Goal: From the listing below, tally the lines that include "Regional". Return only the total.

Dataset entries
↓↓↓

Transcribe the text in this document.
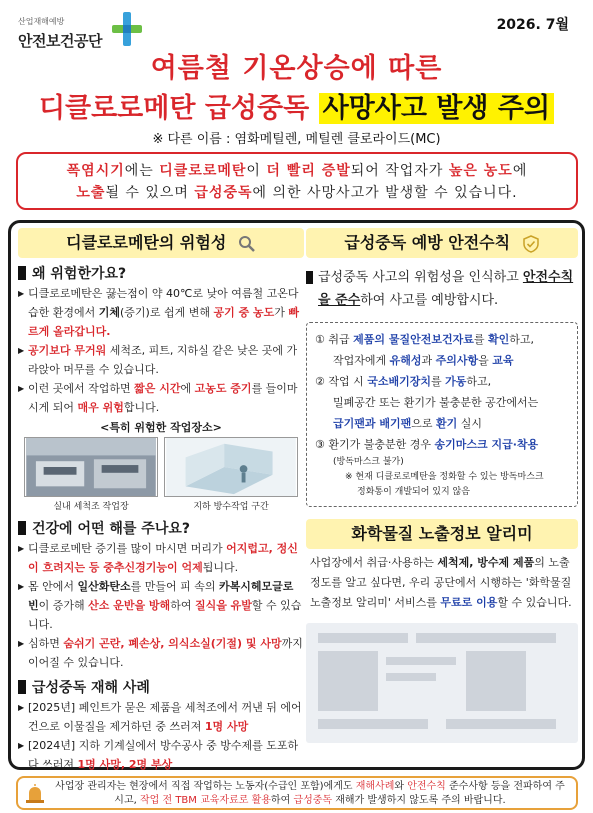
산업재해예방
안전보건공단
2026. 7월
여름철 기온상승에 따른
디클로로메탄 급성중독 사망사고 발생 주의
※ 다른 이름 : 염화메틸렌, 메틸렌 클로라이드(MC)
폭염시기에는 디클로로메탄이 더 빨리 증발되어 작업자가 높은 농도에
노출될 수 있으며 급성중독에 의한 사망사고가 발생할 수 있습니다.
디클로로메탄의 위험성
왜 위험한가요?
▶ 디클로로메탄은 끓는점이 약 40℃로 낮아 여름철 고온다습한 환경에서 기체(증기)로 쉽게 변해 공기 중 농도가 빠르게 올라갑니다.
▶ 공기보다 무거워 세척조, 피트, 지하실 같은 낮은 곳에 가라앉아 머무를 수 있습니다.
▶ 이런 곳에서 작업하면 짧은 시간에 고농도 증기를 들이마시게 되어 매우 위험합니다.
<특히 위험한 작업장소>
실내 세척조 작업장	지하 방수작업 구간
건강에 어떤 해를 주나요?
▶ 디클로로메탄 증기를 많이 마시면 머리가 어지럽고, 정신이 흐려지는 등 중추신경기능이 억제됩니다.
▶ 몸 안에서 일산화탄소를 만들어 피 속의 카복시헤모글로빈이 증가해 산소 운반을 방해하여 질식을 유발할 수 있습니다.
▶ 심하면 숨쉬기 곤란, 폐손상, 의식소실(기절) 및 사망까지 이어질 수 있습니다.
급성중독 재해 사례
▶ [2025년] 페인트가 묻은 제품을 세척조에서 꺼낸 뒤 에어건으로 이물질을 제거하던 중 쓰러져 1명 사망
▶ [2024년] 지하 기계실에서 방수공사 중 방수제를 도포하다 쓰러져 1명 사망, 2명 부상
급성중독 예방 안전수칙
급성중독 사고의 위험성을 인식하고 안전수칙을 준수하여 사고를 예방합시다.
① 취급 제품의 물질안전보건자료를 확인하고,
작업자에게 유해성과 주의사항을 교육
② 작업 시 국소배기장치를 가동하고,
밀폐공간 또는 환기가 불충분한 공간에서는
급기팬과 배기팬으로 환기 실시
③ 환기가 불충분한 경우 송기마스크 지급·착용
(방독마스크 불가)
※ 현재 디클로로메탄을 정화할 수 있는 방독마스크
정화통이 개발되어 있지 않음
화학물질 노출정보 알리미
사업장에서 취급·사용하는 세척제, 방수제 제품의 노출 정도를 알고 싶다면, 우리 공단에서 시행하는 '화학물질 노출정보 알리미' 서비스를 무료로 이용할 수 있습니다.
사업장 관리자는 현장에서 직접 작업하는 노동자(수급인 포함)에게도 재해사례와 안전수칙 준수사항 등을 전파하여 주시고, 작업 전 TBM 교육자료로 활용하여 급성중독 재해가 발생하지 않도록 주의 바랍니다.
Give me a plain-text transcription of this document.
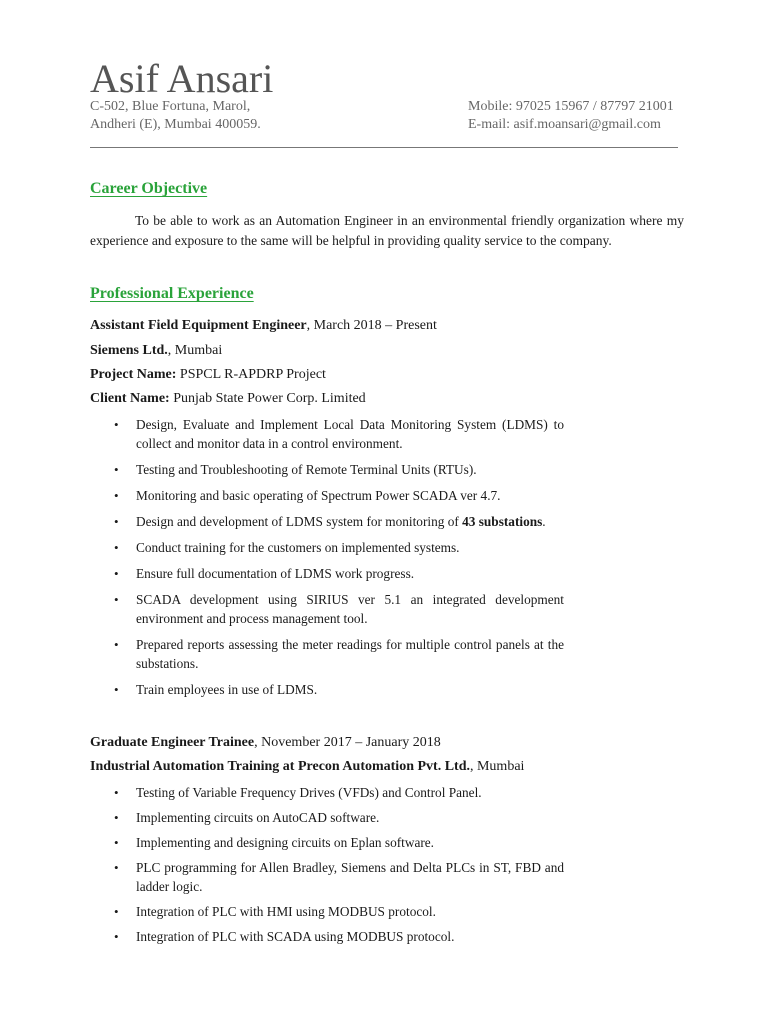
Asif Ansari
C-502, Blue Fortuna, Marol,
Andheri (E), Mumbai 400059.
Mobile: 97025 15967 / 87797 21001
E-mail: asif.moansari@gmail.com
Career Objective
To be able to work as an Automation Engineer in an environmental friendly organization where my experience and exposure to the same will be helpful in providing quality service to the company.
Professional Experience
Assistant Field Equipment Engineer, March 2018 – Present
Siemens Ltd., Mumbai
Project Name: PSPCL R-APDRP Project
Client Name: Punjab State Power Corp. Limited
• Design, Evaluate and Implement Local Data Monitoring System (LDMS) to collect and monitor data in a control environment.
• Testing and Troubleshooting of Remote Terminal Units (RTUs).
• Monitoring and basic operating of Spectrum Power SCADA ver 4.7.
• Design and development of LDMS system for monitoring of 43 substations.
• Conduct training for the customers on implemented systems.
• Ensure full documentation of LDMS work progress.
• SCADA development using SIRIUS ver 5.1 an integrated development environment and process management tool.
• Prepared reports assessing the meter readings for multiple control panels at the substations.
• Train employees in use of LDMS.
Graduate Engineer Trainee, November 2017 – January 2018
Industrial Automation Training at Precon Automation Pvt. Ltd., Mumbai
• Testing of Variable Frequency Drives (VFDs) and Control Panel.
• Implementing circuits on AutoCAD software.
• Implementing and designing circuits on Eplan software.
• PLC programming for Allen Bradley, Siemens and Delta PLCs in ST, FBD and ladder logic.
• Integration of PLC with HMI using MODBUS protocol.
• Integration of PLC with SCADA using MODBUS protocol.
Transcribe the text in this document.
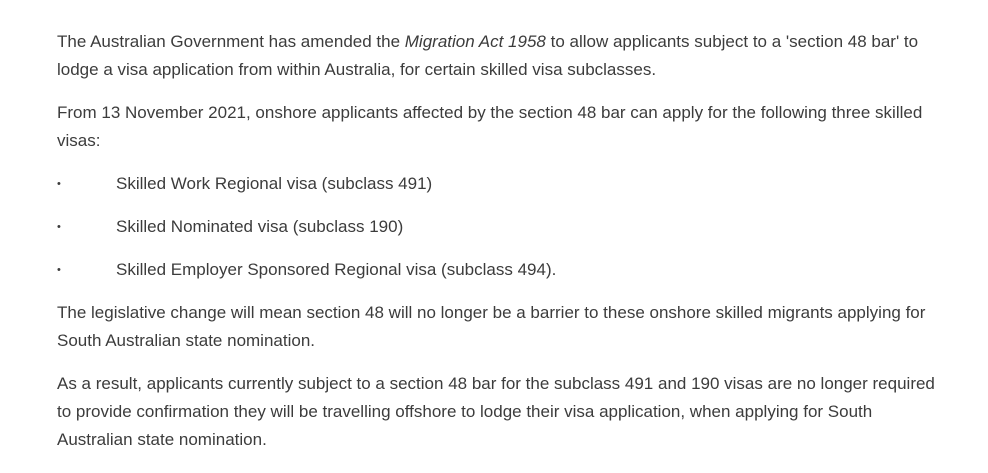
The Australian Government has amended the Migration Act 1958 to allow applicants subject to a 'section 48 bar' to lodge a visa application from within Australia, for certain skilled visa subclasses.

From 13 November 2021, onshore applicants affected by the section 48 bar can apply for the following three skilled visas:

•	Skilled Work Regional visa (subclass 491)
•	Skilled Nominated visa (subclass 190)
•	Skilled Employer Sponsored Regional visa (subclass 494).

The legislative change will mean section 48 will no longer be a barrier to these onshore skilled migrants applying for South Australian state nomination.

As a result, applicants currently subject to a section 48 bar for the subclass 491 and 190 visas are no longer required to provide confirmation they will be travelling offshore to lodge their visa application, when applying for South Australian state nomination.
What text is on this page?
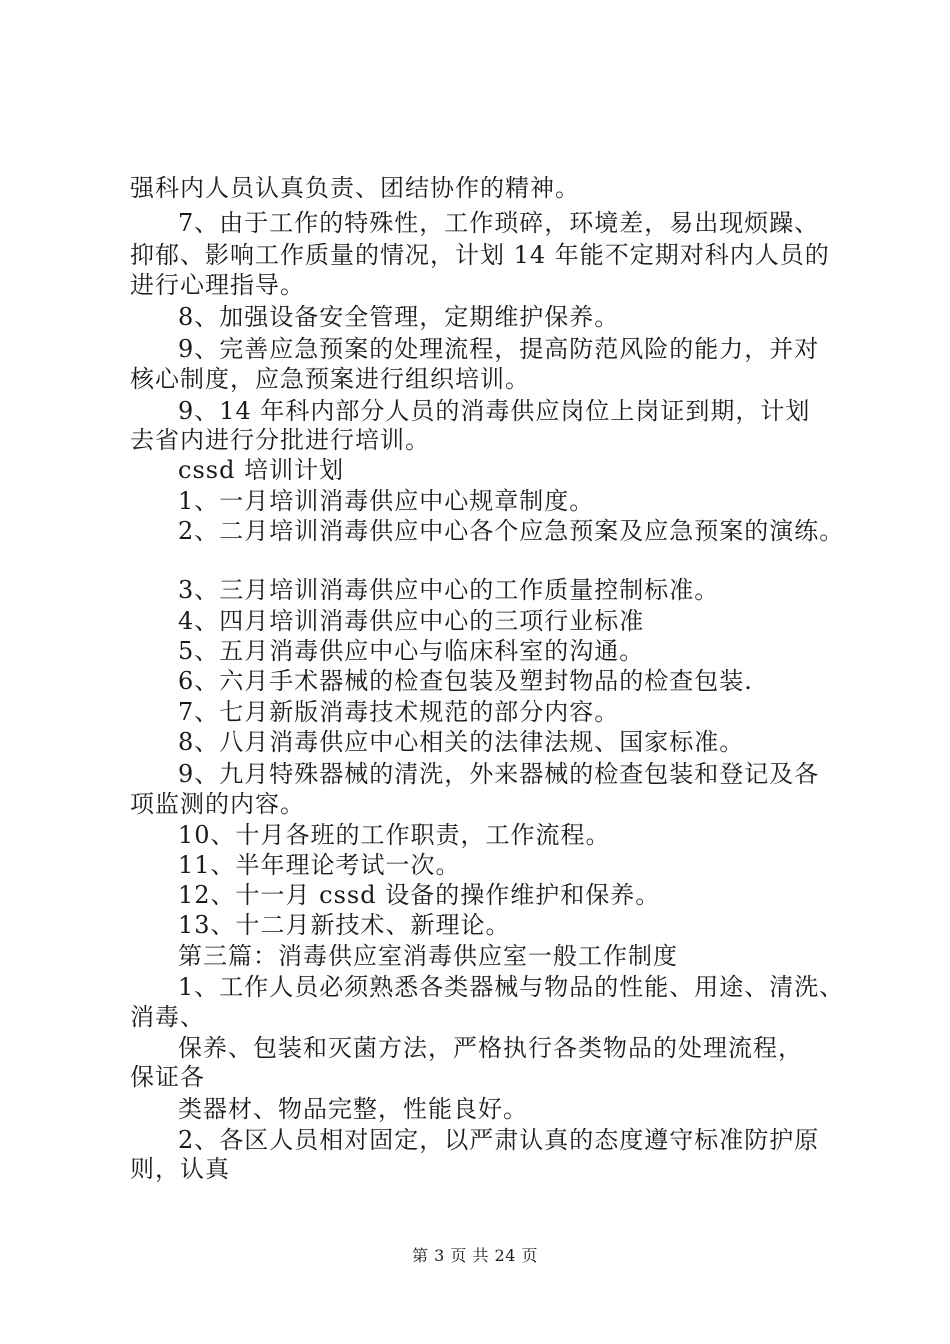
强科内人员认真负责、团结协作的精神。
7、由于工作的特殊性，工作琐碎，环境差，易出现烦躁、
抑郁、影响工作质量的情况，计划 14 年能不定期对科内人员的
进行心理指导。
8、加强设备安全管理，定期维护保养。
9、完善应急预案的处理流程，提高防范风险的能力，并对
核心制度，应急预案进行组织培训。
9、14 年科内部分人员的消毒供应岗位上岗证到期，计划
去省内进行分批进行培训。
cssd 培训计划
1、一月培训消毒供应中心规章制度。
2、二月培训消毒供应中心各个应急预案及应急预案的演练。
3、三月培训消毒供应中心的工作质量控制标准。
4、四月培训消毒供应中心的三项行业标准
5、五月消毒供应中心与临床科室的沟通。
6、六月手术器械的检查包装及塑封物品的检查包装.
7、七月新版消毒技术规范的部分内容。
8、八月消毒供应中心相关的法律法规、国家标准。
9、九月特殊器械的清洗，外来器械的检查包装和登记及各
项监测的内容。
10、十月各班的工作职责，工作流程。
11、半年理论考试一次。
12、十一月 cssd 设备的操作维护和保养。
13、十二月新技术、新理论。
第三篇：消毒供应室消毒供应室一般工作制度
1、工作人员必须熟悉各类器械与物品的性能、用途、清洗、
消毒、
保养、包装和灭菌方法，严格执行各类物品的处理流程，
保证各
类器材、物品完整，性能良好。
2、各区人员相对固定，以严肃认真的态度遵守标准防护原
则，认真
第 3 页 共 24 页
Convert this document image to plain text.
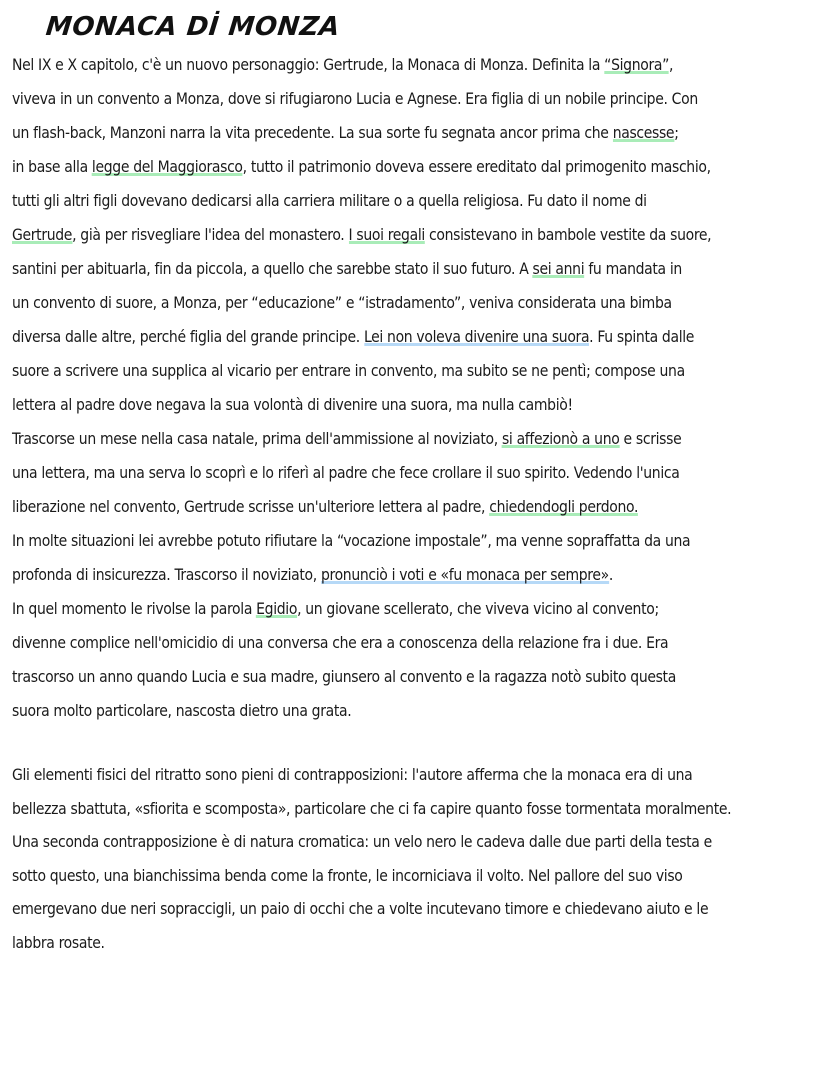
MONACA Dİ MONZA
Nel IX e X capitolo, c'è un nuovo personaggio: Gertrude, la Monaca di Monza. Definita la “Signora”,
viveva in un convento a Monza, dove si rifugiarono Lucia e Agnese. Era figlia di un nobile principe. Con
un flash-back, Manzoni narra la vita precedente. La sua sorte fu segnata ancor prima che nascesse;
in base alla legge del Maggiorasco, tutto il patrimonio doveva essere ereditato dal primogenito maschio,
tutti gli altri figli dovevano dedicarsi alla carriera militare o a quella religiosa. Fu dato il nome di
Gertrude, già per risvegliare l'idea del monastero. I suoi regali consistevano in bambole vestite da suore,
santini per abituarla, fin da piccola, a quello che sarebbe stato il suo futuro. A sei anni fu mandata in
un convento di suore, a Monza, per “educazione” e “istradamento”, veniva considerata una bimba
diversa dalle altre, perché figlia del grande principe. Lei non voleva divenire una suora. Fu spinta dalle
suore a scrivere una supplica al vicario per entrare in convento, ma subito se ne pentì; compose una
lettera al padre dove negava la sua volontà di divenire una suora, ma nulla cambiò!
Trascorse un mese nella casa natale, prima dell'ammissione al noviziato, si affezionò a uno e scrisse
una lettera, ma una serva lo scoprì e lo riferì al padre che fece crollare il suo spirito. Vedendo l'unica
liberazione nel convento, Gertrude scrisse un'ulteriore lettera al padre, chiedendogli perdono.
In molte situazioni lei avrebbe potuto rifiutare la “vocazione impostale”, ma venne sopraffatta da una
profonda di insicurezza. Trascorso il noviziato, pronunciò i voti e «fu monaca per sempre».
In quel momento le rivolse la parola Egidio, un giovane scellerato, che viveva vicino al convento;
divenne complice nell'omicidio di una conversa che era a conoscenza della relazione fra i due. Era
trascorso un anno quando Lucia e sua madre, giunsero al convento e la ragazza notò subito questa
suora molto particolare, nascosta dietro una grata.
Gli elementi fisici del ritratto sono pieni di contrapposizioni: l'autore afferma che la monaca era di una
bellezza sbattuta, «sfiorita e scomposta», particolare che ci fa capire quanto fosse tormentata moralmente.
Una seconda contrapposizione è di natura cromatica: un velo nero le cadeva dalle due parti della testa e
sotto questo, una bianchissima benda come la fronte, le incorniciava il volto. Nel pallore del suo viso
emergevano due neri sopraccigli, un paio di occhi che a volte incutevano timore e chiedevano aiuto e le
labbra rosate.
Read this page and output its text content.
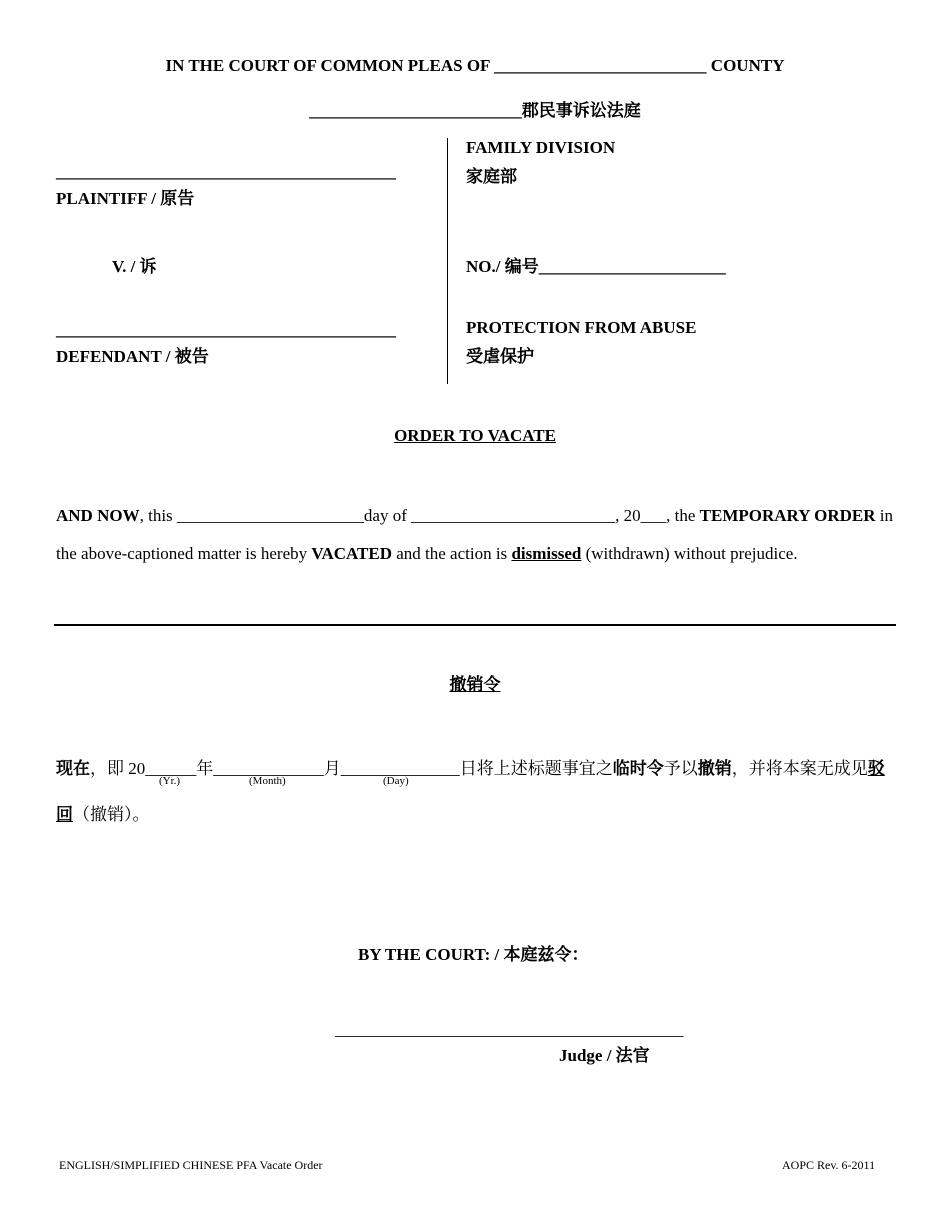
IN THE COURT OF COMMON PLEAS OF _________________________ COUNTY
_________________________郡民事诉讼法庭
________________________________________
PLAINTIFF / 原告
V. / 诉
________________________________________
DEFENDANT / 被告
FAMILY DIVISION
家庭部
NO./ 编号______________________
PROTECTION FROM ABUSE
受虐保护
ORDER TO VACATE
AND NOW, this ______________________day of ________________________, 20___, the TEMPORARY ORDER in
the above-captioned matter is hereby VACATED and the action is dismissed (withdrawn) without prejudice.
撤销令
现在，即 20______年_____________月______________日将上述标题事宜之临时令予以撤销，并将本案无成见驳
(Yr.)	(Month)	(Day)
回（撤销）。
BY THE COURT: / 本庭兹令：
_________________________________________
Judge / 法官
ENGLISH/SIMPLIFIED CHINESE PFA Vacate Order	AOPC Rev. 6-2011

↑↑↑

Result: 2